◆ Exercise aim ◆
Report each line of the data that includes the word "type".
* Start Extracted material *
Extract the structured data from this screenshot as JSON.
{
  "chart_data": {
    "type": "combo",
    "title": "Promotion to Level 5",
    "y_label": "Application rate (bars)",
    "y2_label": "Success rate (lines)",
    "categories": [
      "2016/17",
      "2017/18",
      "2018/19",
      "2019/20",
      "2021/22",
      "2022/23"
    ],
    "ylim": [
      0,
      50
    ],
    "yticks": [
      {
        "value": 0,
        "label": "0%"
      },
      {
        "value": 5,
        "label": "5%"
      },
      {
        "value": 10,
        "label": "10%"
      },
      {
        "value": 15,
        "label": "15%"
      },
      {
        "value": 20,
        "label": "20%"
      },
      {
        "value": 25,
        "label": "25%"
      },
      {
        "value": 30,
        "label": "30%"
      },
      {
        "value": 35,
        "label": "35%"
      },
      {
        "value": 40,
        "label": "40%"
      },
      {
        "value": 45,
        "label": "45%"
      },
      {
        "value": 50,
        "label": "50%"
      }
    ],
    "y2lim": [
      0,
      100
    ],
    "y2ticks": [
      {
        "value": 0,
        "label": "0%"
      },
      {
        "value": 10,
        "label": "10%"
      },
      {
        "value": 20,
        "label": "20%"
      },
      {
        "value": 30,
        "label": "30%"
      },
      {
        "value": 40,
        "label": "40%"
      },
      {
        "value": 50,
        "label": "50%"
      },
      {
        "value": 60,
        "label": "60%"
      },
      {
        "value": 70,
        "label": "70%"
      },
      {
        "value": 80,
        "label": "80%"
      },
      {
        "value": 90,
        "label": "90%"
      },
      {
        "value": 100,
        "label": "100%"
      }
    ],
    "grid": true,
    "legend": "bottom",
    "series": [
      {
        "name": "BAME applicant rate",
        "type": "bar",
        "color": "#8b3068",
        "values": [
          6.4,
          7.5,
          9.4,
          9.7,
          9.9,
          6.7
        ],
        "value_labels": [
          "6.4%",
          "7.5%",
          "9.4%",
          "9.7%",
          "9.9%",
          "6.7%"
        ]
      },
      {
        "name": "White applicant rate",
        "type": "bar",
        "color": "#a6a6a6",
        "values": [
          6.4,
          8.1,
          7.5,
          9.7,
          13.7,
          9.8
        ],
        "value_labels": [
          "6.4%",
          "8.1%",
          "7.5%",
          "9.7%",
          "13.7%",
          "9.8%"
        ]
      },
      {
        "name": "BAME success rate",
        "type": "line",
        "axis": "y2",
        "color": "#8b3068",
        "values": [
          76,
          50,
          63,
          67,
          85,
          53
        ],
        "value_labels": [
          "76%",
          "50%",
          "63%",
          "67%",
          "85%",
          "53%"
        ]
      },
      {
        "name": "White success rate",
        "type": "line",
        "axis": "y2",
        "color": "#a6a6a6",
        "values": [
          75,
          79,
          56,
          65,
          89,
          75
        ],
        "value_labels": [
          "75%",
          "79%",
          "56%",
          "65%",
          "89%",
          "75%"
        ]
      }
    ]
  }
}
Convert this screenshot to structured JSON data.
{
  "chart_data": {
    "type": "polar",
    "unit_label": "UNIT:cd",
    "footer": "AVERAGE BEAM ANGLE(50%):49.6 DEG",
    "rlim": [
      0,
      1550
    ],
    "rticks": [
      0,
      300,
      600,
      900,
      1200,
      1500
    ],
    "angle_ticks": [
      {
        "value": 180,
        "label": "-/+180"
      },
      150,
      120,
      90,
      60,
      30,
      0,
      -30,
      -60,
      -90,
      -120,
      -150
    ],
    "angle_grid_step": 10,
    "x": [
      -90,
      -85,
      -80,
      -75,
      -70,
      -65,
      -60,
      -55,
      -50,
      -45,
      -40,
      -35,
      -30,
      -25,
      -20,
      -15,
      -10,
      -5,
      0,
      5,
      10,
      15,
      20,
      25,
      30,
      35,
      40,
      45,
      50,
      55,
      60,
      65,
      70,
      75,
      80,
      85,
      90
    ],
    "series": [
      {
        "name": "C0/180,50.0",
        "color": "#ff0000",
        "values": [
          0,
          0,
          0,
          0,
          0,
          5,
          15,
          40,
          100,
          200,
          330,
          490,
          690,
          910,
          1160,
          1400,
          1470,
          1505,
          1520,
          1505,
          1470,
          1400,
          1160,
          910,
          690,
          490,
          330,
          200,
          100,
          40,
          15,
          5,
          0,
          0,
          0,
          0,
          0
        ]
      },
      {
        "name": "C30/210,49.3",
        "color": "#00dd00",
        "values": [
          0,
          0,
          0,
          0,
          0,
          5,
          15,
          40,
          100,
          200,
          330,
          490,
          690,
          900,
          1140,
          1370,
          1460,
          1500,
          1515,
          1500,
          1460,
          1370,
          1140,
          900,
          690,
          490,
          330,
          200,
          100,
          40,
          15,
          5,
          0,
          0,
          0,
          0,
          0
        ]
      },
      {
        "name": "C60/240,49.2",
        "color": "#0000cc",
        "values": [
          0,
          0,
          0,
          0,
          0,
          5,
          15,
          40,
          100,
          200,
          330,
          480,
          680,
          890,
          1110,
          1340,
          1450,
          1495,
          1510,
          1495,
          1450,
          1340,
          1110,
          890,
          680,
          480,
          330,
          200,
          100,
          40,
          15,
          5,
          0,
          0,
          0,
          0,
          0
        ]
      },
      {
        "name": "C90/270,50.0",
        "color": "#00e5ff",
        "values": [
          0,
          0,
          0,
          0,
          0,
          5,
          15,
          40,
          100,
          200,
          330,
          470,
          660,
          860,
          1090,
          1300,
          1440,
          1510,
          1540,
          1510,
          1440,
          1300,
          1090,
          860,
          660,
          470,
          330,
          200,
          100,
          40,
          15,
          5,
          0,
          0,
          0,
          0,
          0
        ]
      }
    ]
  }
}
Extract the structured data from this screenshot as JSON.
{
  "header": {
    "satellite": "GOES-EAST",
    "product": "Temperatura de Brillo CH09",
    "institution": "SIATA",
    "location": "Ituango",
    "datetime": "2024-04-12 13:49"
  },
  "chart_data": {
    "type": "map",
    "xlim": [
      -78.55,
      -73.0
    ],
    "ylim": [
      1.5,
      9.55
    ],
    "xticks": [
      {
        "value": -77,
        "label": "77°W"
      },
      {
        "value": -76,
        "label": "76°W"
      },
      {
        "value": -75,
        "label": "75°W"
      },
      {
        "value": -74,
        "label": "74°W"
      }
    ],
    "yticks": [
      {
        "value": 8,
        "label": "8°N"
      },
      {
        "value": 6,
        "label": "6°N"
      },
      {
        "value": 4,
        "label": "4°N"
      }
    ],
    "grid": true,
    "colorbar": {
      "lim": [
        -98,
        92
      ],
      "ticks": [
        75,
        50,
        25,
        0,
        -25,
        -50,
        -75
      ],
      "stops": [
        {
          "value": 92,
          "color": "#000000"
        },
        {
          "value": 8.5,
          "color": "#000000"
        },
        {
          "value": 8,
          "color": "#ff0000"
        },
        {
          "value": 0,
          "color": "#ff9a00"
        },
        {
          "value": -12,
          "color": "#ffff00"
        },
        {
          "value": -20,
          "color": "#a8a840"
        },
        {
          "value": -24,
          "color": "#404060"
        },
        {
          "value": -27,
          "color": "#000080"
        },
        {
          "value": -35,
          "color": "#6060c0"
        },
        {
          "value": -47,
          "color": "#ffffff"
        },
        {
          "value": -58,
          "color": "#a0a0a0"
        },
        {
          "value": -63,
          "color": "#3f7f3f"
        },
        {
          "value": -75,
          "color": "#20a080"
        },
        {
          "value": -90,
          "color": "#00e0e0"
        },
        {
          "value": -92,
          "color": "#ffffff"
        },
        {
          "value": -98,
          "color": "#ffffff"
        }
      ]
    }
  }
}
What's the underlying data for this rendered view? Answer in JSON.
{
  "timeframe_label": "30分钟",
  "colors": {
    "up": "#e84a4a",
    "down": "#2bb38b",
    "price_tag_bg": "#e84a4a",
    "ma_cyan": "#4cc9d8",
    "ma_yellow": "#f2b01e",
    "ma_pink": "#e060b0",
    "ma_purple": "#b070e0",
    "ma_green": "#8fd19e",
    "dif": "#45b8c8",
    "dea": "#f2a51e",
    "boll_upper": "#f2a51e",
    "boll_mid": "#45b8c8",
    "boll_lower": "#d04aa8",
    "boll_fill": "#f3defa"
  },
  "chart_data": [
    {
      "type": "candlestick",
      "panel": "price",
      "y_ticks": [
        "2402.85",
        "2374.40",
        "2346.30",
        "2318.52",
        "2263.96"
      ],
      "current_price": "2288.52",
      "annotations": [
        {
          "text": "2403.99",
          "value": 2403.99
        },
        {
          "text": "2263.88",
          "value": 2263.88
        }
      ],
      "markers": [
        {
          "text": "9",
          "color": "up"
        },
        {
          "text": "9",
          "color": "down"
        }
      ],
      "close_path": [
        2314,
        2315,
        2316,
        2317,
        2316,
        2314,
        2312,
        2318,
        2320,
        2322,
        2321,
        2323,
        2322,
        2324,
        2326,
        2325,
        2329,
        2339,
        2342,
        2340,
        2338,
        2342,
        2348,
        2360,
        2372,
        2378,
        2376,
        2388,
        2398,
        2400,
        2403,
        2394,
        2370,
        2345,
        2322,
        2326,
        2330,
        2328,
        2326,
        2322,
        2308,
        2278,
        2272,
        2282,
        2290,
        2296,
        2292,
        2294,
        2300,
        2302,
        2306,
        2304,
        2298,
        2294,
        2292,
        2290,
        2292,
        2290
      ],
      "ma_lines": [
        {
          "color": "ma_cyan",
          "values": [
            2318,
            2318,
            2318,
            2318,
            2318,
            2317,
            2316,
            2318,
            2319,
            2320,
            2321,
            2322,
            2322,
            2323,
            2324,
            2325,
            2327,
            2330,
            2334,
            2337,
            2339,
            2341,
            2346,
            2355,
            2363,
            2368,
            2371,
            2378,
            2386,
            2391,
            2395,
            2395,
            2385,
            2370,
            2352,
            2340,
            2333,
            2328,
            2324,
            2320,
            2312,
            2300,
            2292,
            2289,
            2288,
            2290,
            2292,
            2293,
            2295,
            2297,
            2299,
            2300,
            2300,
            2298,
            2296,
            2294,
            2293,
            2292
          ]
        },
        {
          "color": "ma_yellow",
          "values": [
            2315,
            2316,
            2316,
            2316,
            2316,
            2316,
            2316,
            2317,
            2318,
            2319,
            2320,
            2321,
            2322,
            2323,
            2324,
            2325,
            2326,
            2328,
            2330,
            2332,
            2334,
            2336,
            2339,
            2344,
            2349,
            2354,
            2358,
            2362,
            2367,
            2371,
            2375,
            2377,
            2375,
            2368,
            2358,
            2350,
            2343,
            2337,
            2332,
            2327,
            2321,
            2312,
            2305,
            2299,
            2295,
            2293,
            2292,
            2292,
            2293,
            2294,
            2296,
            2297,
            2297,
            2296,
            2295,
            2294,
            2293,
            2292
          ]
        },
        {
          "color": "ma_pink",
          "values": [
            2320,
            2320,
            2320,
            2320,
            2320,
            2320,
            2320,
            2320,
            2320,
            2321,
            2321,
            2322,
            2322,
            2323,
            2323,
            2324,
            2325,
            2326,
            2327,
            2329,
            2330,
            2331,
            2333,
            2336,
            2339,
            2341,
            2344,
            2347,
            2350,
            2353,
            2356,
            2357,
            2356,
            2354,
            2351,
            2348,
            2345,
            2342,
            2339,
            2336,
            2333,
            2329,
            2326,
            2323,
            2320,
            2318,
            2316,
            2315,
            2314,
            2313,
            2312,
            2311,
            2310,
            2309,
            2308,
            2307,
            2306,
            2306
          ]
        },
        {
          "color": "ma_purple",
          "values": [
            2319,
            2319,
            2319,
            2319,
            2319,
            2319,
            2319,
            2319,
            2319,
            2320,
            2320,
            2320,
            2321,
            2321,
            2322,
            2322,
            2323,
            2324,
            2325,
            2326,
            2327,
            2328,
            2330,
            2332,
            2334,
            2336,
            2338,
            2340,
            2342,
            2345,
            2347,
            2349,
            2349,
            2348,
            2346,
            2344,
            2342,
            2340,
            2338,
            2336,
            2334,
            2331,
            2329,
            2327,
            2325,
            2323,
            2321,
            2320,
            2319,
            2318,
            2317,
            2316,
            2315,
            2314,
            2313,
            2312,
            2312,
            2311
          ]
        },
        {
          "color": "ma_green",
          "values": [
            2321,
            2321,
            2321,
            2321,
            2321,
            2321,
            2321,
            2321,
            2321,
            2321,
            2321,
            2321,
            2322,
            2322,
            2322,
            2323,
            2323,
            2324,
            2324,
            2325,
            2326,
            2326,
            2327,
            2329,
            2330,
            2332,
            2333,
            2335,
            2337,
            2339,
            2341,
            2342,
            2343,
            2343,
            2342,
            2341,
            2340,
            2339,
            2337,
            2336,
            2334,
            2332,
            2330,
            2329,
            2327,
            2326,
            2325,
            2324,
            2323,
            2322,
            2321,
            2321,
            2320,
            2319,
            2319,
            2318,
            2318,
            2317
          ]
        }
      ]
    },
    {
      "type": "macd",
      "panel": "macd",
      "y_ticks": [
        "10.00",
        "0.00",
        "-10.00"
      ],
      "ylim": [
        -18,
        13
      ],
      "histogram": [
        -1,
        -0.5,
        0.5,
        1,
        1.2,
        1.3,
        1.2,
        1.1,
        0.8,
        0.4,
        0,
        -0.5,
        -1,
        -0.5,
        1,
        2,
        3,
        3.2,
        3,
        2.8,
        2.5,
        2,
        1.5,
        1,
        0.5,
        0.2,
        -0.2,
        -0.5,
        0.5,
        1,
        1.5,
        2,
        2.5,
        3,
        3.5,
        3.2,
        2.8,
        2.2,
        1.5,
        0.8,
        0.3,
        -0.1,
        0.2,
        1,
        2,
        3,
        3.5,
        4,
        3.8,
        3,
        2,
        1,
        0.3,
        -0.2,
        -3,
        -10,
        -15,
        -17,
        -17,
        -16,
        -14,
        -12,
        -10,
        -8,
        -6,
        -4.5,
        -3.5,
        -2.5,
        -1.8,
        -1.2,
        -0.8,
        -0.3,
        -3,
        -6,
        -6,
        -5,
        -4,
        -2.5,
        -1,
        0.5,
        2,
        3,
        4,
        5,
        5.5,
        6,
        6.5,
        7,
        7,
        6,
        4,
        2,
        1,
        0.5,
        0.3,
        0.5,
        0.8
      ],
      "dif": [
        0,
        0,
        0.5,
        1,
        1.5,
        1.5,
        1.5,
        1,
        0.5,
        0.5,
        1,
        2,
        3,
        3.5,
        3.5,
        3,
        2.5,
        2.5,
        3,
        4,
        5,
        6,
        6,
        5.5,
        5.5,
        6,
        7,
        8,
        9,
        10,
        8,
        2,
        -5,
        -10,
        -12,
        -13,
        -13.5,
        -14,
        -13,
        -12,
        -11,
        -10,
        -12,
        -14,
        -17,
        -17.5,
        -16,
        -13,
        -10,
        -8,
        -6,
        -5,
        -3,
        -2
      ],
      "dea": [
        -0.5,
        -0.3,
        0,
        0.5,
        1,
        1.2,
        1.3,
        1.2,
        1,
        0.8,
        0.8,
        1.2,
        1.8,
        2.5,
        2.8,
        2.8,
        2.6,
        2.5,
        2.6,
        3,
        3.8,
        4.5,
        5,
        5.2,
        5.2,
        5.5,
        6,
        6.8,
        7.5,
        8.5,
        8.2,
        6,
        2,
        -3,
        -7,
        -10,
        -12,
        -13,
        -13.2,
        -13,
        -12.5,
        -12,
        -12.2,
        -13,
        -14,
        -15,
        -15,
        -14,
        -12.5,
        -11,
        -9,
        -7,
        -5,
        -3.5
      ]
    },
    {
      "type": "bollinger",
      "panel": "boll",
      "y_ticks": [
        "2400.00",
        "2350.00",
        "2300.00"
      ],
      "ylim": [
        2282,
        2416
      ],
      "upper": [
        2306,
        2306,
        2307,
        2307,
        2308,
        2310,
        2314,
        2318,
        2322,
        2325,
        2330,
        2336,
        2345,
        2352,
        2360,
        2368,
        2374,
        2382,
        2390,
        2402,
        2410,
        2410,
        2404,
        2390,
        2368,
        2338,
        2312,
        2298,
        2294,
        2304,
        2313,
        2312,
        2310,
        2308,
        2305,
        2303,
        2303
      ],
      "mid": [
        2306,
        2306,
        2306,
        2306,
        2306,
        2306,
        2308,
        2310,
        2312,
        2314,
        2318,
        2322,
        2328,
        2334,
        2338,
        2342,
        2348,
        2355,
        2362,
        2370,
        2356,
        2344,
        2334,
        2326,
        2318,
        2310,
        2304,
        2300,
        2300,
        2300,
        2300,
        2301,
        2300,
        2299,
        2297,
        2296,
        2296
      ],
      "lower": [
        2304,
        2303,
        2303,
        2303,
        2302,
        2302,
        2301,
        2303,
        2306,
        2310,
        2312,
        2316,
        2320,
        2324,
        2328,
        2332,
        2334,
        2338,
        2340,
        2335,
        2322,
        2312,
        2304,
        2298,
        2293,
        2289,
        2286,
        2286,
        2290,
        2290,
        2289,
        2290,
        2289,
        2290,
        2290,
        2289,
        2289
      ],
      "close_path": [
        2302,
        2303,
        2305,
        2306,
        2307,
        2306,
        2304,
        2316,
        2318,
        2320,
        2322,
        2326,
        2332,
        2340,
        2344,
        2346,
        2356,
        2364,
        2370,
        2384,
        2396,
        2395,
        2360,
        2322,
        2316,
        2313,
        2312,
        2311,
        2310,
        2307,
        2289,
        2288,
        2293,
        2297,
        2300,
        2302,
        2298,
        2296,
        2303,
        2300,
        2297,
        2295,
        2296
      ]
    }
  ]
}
* End Extracted material *
◆ Solution for this problem ◆
    "type": "combo",
        "type": "bar",
        "type": "bar",
        "type": "line",
        "type": "line",
    "type": "polar",
    "type": "map",
      "type": "candlestick",
      "type": "macd",
      "type": "bollinger",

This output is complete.